* _Description of the task_:
Repeat exactly the lines beginning at the one that contains "Transcribe this image's" and running to the end of the material. Omit the pictures.

* _Entries provided_:
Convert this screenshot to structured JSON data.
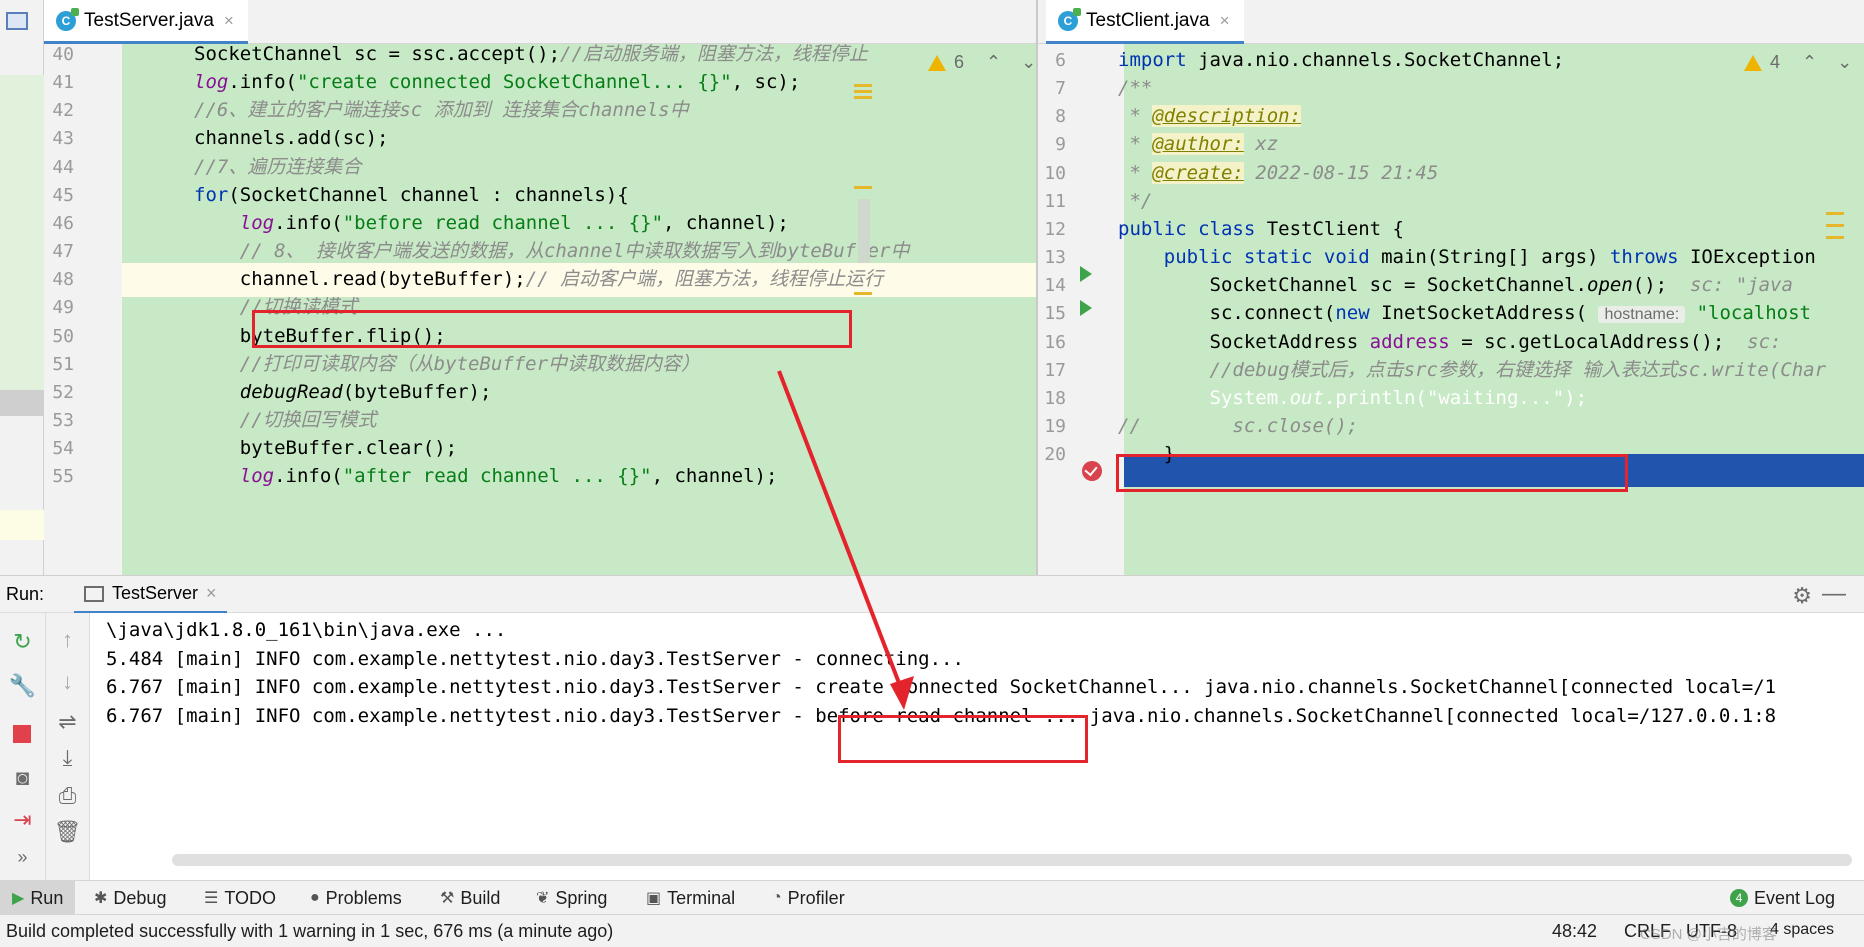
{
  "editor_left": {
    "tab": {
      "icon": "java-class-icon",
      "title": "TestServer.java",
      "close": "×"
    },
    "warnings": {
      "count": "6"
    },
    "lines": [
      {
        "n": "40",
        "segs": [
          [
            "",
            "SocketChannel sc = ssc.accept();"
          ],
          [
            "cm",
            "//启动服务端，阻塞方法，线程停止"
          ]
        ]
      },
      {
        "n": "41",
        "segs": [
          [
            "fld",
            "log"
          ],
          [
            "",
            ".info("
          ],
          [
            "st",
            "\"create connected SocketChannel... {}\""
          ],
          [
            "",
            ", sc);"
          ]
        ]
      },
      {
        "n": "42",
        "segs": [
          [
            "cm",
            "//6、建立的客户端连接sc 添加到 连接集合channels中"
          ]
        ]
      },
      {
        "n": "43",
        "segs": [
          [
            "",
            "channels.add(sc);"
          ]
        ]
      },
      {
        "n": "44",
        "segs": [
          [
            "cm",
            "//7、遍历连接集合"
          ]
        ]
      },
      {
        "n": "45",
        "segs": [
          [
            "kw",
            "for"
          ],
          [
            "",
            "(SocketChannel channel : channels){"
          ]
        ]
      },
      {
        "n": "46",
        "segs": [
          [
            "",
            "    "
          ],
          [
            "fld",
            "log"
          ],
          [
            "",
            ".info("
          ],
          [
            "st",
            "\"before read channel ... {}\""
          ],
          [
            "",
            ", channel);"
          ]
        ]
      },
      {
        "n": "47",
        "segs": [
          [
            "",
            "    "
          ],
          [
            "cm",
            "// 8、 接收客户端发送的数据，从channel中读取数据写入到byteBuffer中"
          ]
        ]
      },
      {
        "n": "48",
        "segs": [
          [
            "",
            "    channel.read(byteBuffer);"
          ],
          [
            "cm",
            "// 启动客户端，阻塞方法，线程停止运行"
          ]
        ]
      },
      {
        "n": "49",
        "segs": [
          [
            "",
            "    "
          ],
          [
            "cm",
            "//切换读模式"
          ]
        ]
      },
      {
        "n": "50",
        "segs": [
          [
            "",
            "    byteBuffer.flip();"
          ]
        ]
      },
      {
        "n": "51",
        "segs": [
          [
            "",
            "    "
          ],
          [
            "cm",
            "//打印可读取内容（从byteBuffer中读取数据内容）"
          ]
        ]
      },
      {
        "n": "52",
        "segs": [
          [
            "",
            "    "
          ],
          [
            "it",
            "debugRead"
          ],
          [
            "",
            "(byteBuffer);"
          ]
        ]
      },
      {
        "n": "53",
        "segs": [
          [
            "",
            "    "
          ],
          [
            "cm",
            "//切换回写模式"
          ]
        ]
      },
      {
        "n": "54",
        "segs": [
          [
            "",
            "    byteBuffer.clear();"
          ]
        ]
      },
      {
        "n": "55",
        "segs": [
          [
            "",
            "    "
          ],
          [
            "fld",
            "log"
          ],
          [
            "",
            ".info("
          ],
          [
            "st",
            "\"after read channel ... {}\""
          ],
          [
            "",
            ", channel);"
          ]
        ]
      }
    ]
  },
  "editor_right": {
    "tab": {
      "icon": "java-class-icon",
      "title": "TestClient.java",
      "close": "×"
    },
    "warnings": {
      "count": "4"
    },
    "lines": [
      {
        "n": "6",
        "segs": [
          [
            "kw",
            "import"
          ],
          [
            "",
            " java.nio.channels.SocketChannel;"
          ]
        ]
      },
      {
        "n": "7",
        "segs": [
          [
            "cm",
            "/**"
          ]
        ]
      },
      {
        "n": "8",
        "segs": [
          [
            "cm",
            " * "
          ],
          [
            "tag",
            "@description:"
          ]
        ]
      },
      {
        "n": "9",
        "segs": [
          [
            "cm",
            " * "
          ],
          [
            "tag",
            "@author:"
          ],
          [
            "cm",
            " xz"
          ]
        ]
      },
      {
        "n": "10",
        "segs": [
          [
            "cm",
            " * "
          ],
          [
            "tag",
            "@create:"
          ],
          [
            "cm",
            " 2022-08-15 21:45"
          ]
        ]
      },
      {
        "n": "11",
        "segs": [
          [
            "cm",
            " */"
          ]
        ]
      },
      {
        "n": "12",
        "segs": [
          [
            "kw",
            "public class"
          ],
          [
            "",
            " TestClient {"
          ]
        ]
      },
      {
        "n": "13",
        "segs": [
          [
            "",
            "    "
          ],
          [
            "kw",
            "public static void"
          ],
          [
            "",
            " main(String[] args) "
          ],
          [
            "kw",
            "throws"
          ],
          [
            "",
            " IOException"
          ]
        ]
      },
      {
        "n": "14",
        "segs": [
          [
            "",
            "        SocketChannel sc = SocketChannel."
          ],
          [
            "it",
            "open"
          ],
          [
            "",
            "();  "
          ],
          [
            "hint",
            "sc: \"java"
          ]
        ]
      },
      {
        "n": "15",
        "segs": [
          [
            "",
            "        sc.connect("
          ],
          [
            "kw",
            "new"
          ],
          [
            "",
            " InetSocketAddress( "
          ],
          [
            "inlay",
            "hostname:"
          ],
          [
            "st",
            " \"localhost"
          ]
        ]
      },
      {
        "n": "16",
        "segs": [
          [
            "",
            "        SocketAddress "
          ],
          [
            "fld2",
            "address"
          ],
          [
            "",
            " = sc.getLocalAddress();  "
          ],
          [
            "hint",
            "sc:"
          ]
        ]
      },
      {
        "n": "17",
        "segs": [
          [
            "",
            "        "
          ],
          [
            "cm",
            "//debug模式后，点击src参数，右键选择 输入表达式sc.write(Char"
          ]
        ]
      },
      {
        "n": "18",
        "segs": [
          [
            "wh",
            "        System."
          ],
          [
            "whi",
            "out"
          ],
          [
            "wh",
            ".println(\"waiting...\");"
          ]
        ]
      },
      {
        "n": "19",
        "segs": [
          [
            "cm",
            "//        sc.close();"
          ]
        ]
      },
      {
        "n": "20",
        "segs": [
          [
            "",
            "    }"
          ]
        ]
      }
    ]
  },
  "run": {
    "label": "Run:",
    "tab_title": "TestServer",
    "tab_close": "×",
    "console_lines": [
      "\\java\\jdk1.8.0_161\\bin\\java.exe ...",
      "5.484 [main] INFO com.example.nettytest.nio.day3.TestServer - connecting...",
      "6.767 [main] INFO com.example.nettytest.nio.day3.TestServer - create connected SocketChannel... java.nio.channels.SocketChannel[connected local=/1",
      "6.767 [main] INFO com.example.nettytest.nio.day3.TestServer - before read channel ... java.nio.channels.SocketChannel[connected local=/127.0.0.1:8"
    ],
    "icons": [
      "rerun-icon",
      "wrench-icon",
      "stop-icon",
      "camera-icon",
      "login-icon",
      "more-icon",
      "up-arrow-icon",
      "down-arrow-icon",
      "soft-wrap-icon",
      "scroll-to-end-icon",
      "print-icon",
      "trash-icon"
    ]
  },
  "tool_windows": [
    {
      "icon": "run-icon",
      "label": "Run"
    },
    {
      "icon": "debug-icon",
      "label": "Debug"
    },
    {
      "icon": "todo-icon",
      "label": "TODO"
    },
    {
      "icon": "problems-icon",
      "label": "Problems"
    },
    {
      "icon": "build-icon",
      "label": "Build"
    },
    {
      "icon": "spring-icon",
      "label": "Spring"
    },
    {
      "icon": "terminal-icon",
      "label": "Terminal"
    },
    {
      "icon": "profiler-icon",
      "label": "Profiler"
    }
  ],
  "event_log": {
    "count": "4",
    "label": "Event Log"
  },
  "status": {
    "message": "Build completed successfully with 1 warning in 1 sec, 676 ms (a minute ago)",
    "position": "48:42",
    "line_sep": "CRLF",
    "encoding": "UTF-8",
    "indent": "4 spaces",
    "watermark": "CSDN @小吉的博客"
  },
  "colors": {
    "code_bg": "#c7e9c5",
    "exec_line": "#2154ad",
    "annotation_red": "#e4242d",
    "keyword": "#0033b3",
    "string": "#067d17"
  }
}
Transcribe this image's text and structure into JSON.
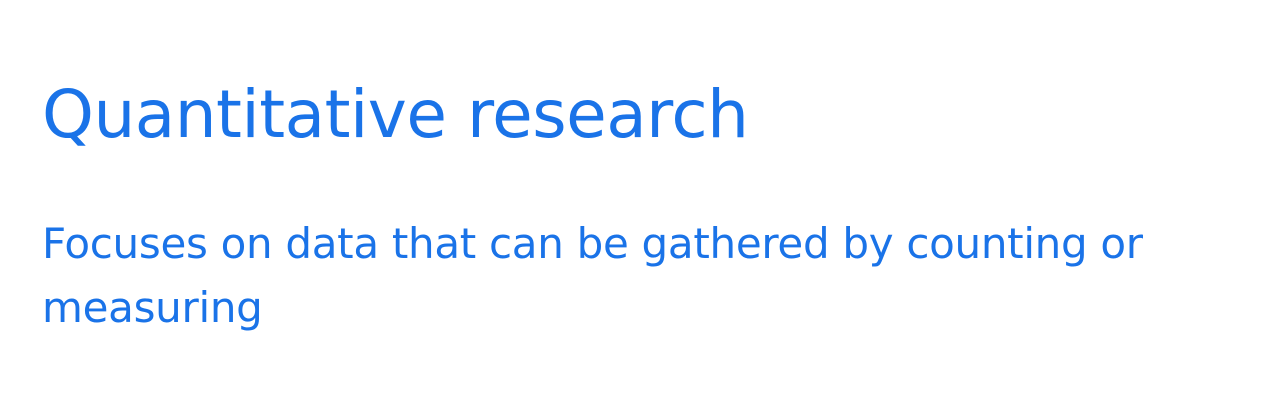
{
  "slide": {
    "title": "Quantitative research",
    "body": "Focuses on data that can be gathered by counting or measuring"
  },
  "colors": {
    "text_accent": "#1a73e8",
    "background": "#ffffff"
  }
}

* _Task result_:
Transcribe this image's text and structure into JSON.
{
  "slide": {
    "title": "Quantitative research",
    "body": "Focuses on data that can be gathered by counting or measuring"
  },
  "colors": {
    "text_accent": "#1a73e8",
    "background": "#ffffff"
  }
}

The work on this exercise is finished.